───── PROVIDED INFORMATION
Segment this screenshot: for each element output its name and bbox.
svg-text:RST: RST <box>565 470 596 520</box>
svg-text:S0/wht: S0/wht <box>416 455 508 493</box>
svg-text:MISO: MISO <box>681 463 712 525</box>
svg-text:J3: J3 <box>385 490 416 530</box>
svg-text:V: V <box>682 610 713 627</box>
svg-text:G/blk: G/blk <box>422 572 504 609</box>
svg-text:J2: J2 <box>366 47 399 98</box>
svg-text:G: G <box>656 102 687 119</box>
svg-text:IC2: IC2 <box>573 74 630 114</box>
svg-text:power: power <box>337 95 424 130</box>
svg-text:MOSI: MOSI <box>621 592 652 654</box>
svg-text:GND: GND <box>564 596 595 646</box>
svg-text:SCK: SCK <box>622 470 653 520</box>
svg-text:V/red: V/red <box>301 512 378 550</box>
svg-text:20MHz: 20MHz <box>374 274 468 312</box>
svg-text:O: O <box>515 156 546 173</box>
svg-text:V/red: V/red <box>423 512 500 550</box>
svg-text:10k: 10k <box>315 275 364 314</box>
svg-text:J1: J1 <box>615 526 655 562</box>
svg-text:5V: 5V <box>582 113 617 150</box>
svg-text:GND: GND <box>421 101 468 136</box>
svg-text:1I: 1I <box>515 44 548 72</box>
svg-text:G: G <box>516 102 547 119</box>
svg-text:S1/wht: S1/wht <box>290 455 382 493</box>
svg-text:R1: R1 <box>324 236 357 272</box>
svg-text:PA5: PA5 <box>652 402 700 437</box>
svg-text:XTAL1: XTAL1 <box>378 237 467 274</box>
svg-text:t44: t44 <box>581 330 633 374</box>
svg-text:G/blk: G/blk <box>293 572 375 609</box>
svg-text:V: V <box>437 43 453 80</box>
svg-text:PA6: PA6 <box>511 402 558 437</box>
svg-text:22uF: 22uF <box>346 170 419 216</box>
──────────
- _SHORT PROBLEM_
Render every line of the material above as a Markdown table with two columns, "Row" for the row number and "Line" for the line itself, leaving out any blank lines.

- _SOLUTION_
| Row | Line |
|---|---|
| 1 | Segment this screenshot: for each element output its name and bbox. |
| 2 | svg-text:RST: RST <box>565 470 596 520</box> |
| 3 | svg-text:S0/wht: S0/wht <box>416 455 508 493</box> |
| 4 | svg-text:MISO: MISO <box>681 463 712 525</box> |
| 5 | svg-text:J3: J3 <box>385 490 416 530</box> |
| 6 | svg-text:V: V <box>682 610 713 627</box> |
| 7 | svg-text:G/blk: G/blk <box>422 572 504 609</box> |
| 8 | svg-text:J2: J2 <box>366 47 399 98</box> |
| 9 | svg-text:G: G <box>656 102 687 119</box> |
| 10 | svg-text:IC2: IC2 <box>573 74 630 114</box> |
| 11 | svg-text:power: power <box>337 95 424 130</box> |
| 12 | svg-text:MOSI: MOSI <box>621 592 652 654</box> |
| 13 | svg-text:GND: GND <box>564 596 595 646</box> |
| 14 | svg-text:SCK: SCK <box>622 470 653 520</box> |
| 15 | svg-text:V/red: V/red <box>301 512 378 550</box> |
| 16 | svg-text:20MHz: 20MHz <box>374 274 468 312</box> |
| 17 | svg-text:O: O <box>515 156 546 173</box> |
| 18 | svg-text:V/red: V/red <box>423 512 500 550</box> |
| 19 | svg-text:10k: 10k <box>315 275 364 314</box> |
| 20 | svg-text:J1: J1 <box>615 526 655 562</box> |
| 21 | svg-text:5V: 5V <box>582 113 617 150</box> |
| 22 | svg-text:GND: GND <box>421 101 468 136</box> |
| 23 | svg-text:1I: 1I <box>515 44 548 72</box> |
| 24 | svg-text:G: G <box>516 102 547 119</box> |
| 25 | svg-text:S1/wht: S1/wht <box>290 455 382 493</box> |
| 26 | svg-text:R1: R1 <box>324 236 357 272</box> |
| 27 | svg-text:PA5: PA5 <box>652 402 700 437</box> |
| 28 | svg-text:XTAL1: XTAL1 <box>378 237 467 274</box> |
| 29 | svg-text:t44: t44 <box>581 330 633 374</box> |
| 30 | svg-text:G/blk: G/blk <box>293 572 375 609</box> |
| 31 | svg-text:V: V <box>437 43 453 80</box> |
| 32 | svg-text:PA6: PA6 <box>511 402 558 437</box> |
| 33 | svg-text:22uF: 22uF <box>346 170 419 216</box> |